Problem to solve:
Locate each line in the entries below that contains the string "item" and copy those lines.

Supplied entries:
** Start **
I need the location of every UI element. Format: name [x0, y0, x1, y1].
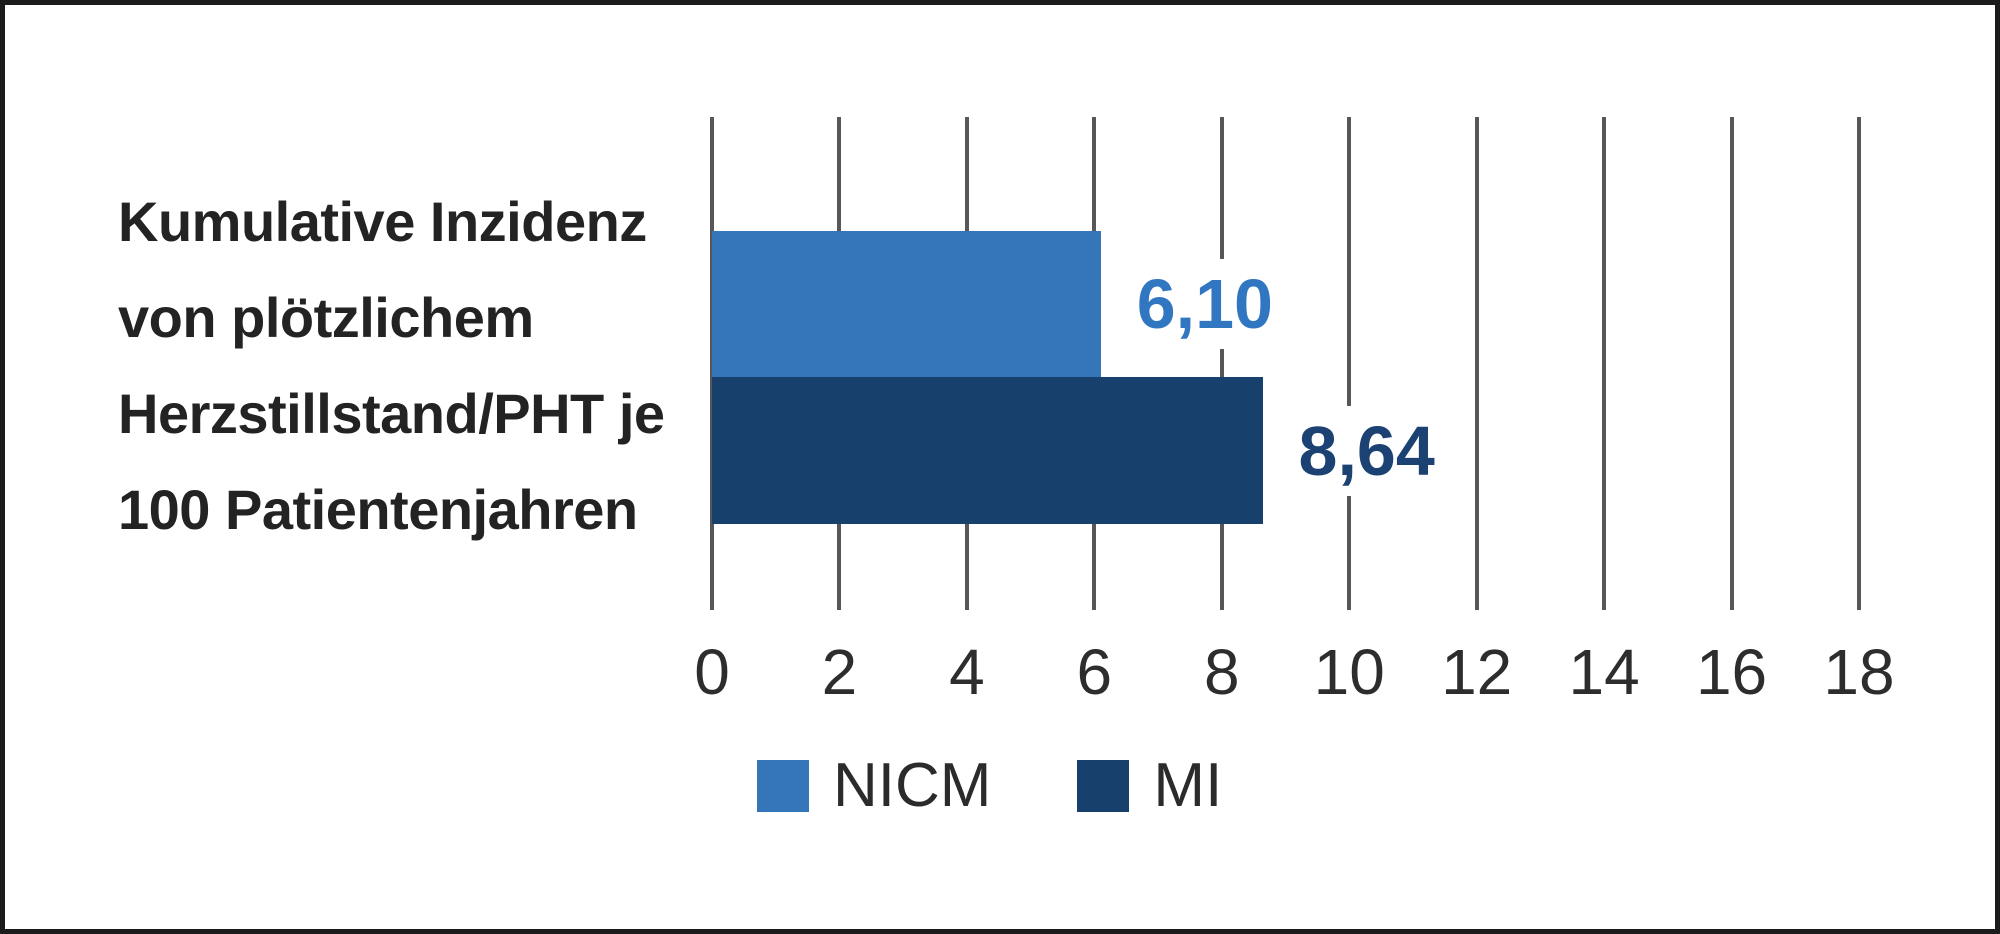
- legend-item-nicm: NICM: [757, 750, 991, 821]
- x-axis: 0 2 4 6 8 10 12 14 16 18: [694, 632, 1894, 716]
- y-axis-label-line: Kumulative Inzidenz: [118, 190, 647, 253]
- x-tick-label-14: 14: [1568, 636, 1640, 708]
- legend-item-mi: MI: [1077, 750, 1222, 821]
- value-label-nicm: 6,10: [1120, 259, 1289, 349]
- x-tick-label-8: 8: [1203, 636, 1240, 708]
- gridline-x-14: [1602, 117, 1607, 610]
- x-tick-label-16: 16: [1695, 636, 1768, 708]
- x-tick-label-18: 18: [1823, 636, 1895, 708]
- x-tick-label-4: 4: [949, 636, 985, 708]
- gridline-x-16: [1729, 117, 1734, 610]
- legend: NICM MI: [757, 750, 1222, 821]
- bar-mi: [712, 377, 1263, 524]
- bar-nicm: [712, 231, 1101, 377]
- gridline-x-8: [1219, 117, 1224, 610]
- gridline-x-18: [1857, 117, 1861, 610]
- y-axis-label-line: Herzstillstand/PHT je: [118, 382, 665, 445]
- plot-area: 6,10 8,64: [710, 117, 1861, 610]
- x-tick-label-12: 12: [1441, 636, 1513, 708]
- x-tick-label-2: 2: [821, 636, 858, 708]
- legend-label-nicm: NICM: [833, 751, 992, 820]
- gridline-x-12: [1474, 117, 1479, 610]
- value-label-mi: 8,64: [1282, 405, 1451, 496]
- x-tick-label-0: 0: [694, 636, 730, 708]
- y-axis-label-line: 100 Patientenjahren: [118, 478, 638, 541]
- y-axis-label: Kumulative Inzidenz von plötzlichem Herz…: [118, 174, 665, 558]
- y-axis-label-line: von plötzlichem: [118, 286, 534, 349]
- legend-label-mi: MI: [1153, 751, 1223, 820]
- x-tick-label-10: 10: [1313, 636, 1385, 708]
- legend-swatch-nicm: [757, 759, 809, 812]
- x-tick-label-6: 6: [1076, 636, 1113, 708]
- gridline-x-10: [1347, 117, 1352, 610]
- legend-swatch-mi: [1077, 759, 1130, 812]
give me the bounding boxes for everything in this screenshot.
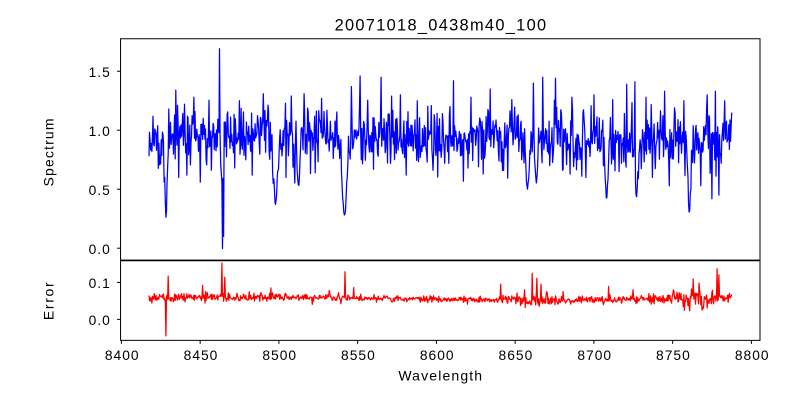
svg-text:8750: 8750	[656, 348, 691, 363]
svg-text:Error: Error	[41, 281, 57, 320]
svg-text:0.0: 0.0	[89, 242, 111, 257]
svg-text:0.5: 0.5	[89, 183, 111, 198]
svg-text:1.5: 1.5	[89, 65, 111, 80]
svg-text:0.1: 0.1	[89, 276, 111, 291]
svg-text:8550: 8550	[341, 348, 376, 363]
svg-text:8700: 8700	[577, 348, 612, 363]
svg-text:20071018_0438m40_100: 20071018_0438m40_100	[335, 17, 548, 35]
svg-text:8600: 8600	[420, 348, 455, 363]
svg-text:Wavelength: Wavelength	[398, 368, 483, 384]
svg-text:0.0: 0.0	[89, 313, 111, 328]
svg-text:Spectrum: Spectrum	[41, 117, 57, 186]
svg-text:1.0: 1.0	[89, 124, 111, 139]
svg-text:8500: 8500	[262, 348, 297, 363]
svg-text:8650: 8650	[499, 348, 534, 363]
svg-text:8450: 8450	[184, 348, 219, 363]
svg-text:8400: 8400	[105, 348, 140, 363]
svg-text:8800: 8800	[735, 348, 770, 363]
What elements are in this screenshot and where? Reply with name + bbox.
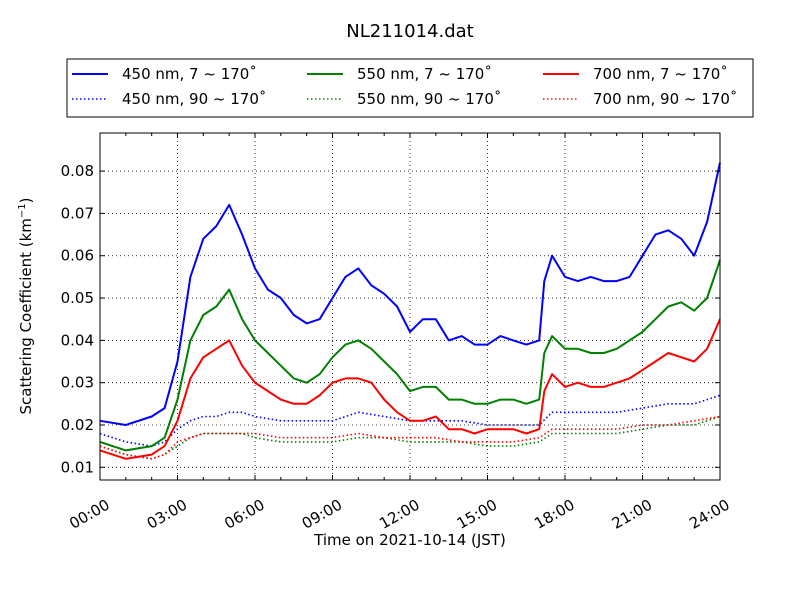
legend-label: 700 nm, 90 ~ 170˚ — [593, 90, 737, 108]
legend-box — [66, 58, 754, 118]
x-axis-label: Time on 2021-10-14 (JST) — [313, 531, 506, 549]
series-line-700-nm-90 — [99, 415, 721, 460]
legend-label: 700 nm, 7 ~ 170˚ — [593, 65, 728, 83]
legend-label: 550 nm, 7 ~ 170˚ — [357, 65, 492, 83]
legend: 450 nm, 7 ~ 170˚ 450 nm, 90 ~ 170˚ 550 nm,… — [66, 58, 754, 118]
legend-label: 450 nm, 7 ~ 170˚ — [122, 65, 257, 83]
y-axis-label-main: Scattering Coefficient (km — [17, 218, 35, 414]
x-tick-label: 24:00 — [686, 496, 732, 533]
y-tick-label: 0.01 — [61, 458, 94, 476]
y-axis-label-close: ) — [17, 197, 35, 203]
y-tick-label: 0.04 — [61, 331, 94, 349]
x-tick-label: 09:00 — [299, 496, 345, 533]
x-tick-label: 15:00 — [454, 496, 500, 533]
y-axis-label: Scattering Coefficient (km−1) — [17, 197, 35, 414]
x-tick-label: 12:00 — [376, 496, 422, 533]
axis-ticks: 00:00 03:00 06:00 09:00 12:00 15:00 18:00 21:00… — [61, 133, 733, 533]
y-tick-label: 0.07 — [61, 204, 94, 222]
legend-label: 450 nm, 90 ~ 170˚ — [122, 90, 266, 108]
legend-label: 550 nm, 90 ~ 170˚ — [357, 90, 501, 108]
series-line-550-nm-7 — [99, 259, 721, 452]
x-tick-label: 06:00 — [221, 496, 267, 533]
x-tick-label: 21:00 — [609, 496, 655, 533]
chart-title: NL211014.dat — [346, 21, 473, 42]
y-tick-label: 0.06 — [61, 247, 94, 265]
series-line-550-nm-90 — [99, 415, 721, 460]
x-tick-label: 00:00 — [66, 496, 112, 533]
y-tick-label: 0.08 — [61, 162, 94, 180]
series-line-450-nm-90 — [99, 394, 721, 447]
series-line-700-nm-7 — [99, 318, 721, 460]
series-line-450-nm-7 — [99, 162, 721, 426]
y-tick-label: 0.05 — [61, 289, 94, 307]
y-axis-label-exponent: −1 — [17, 203, 28, 218]
series-lines — [99, 162, 721, 460]
x-tick-label: 03:00 — [144, 496, 190, 533]
y-tick-label: 0.02 — [61, 416, 94, 434]
y-tick-label: 0.03 — [61, 374, 94, 392]
x-tick-label: 18:00 — [531, 496, 577, 533]
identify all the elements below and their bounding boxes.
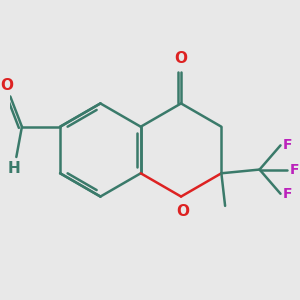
Text: O: O [176, 205, 189, 220]
Text: F: F [283, 187, 292, 201]
Text: O: O [175, 51, 188, 66]
Text: H: H [8, 161, 20, 176]
Text: O: O [0, 78, 13, 93]
Text: F: F [290, 163, 299, 177]
Text: F: F [283, 138, 292, 152]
** End **
Problem solution:
- legend-item-nicm: NICM: [757, 750, 991, 821]
- legend-item-mi: MI: [1077, 750, 1222, 821]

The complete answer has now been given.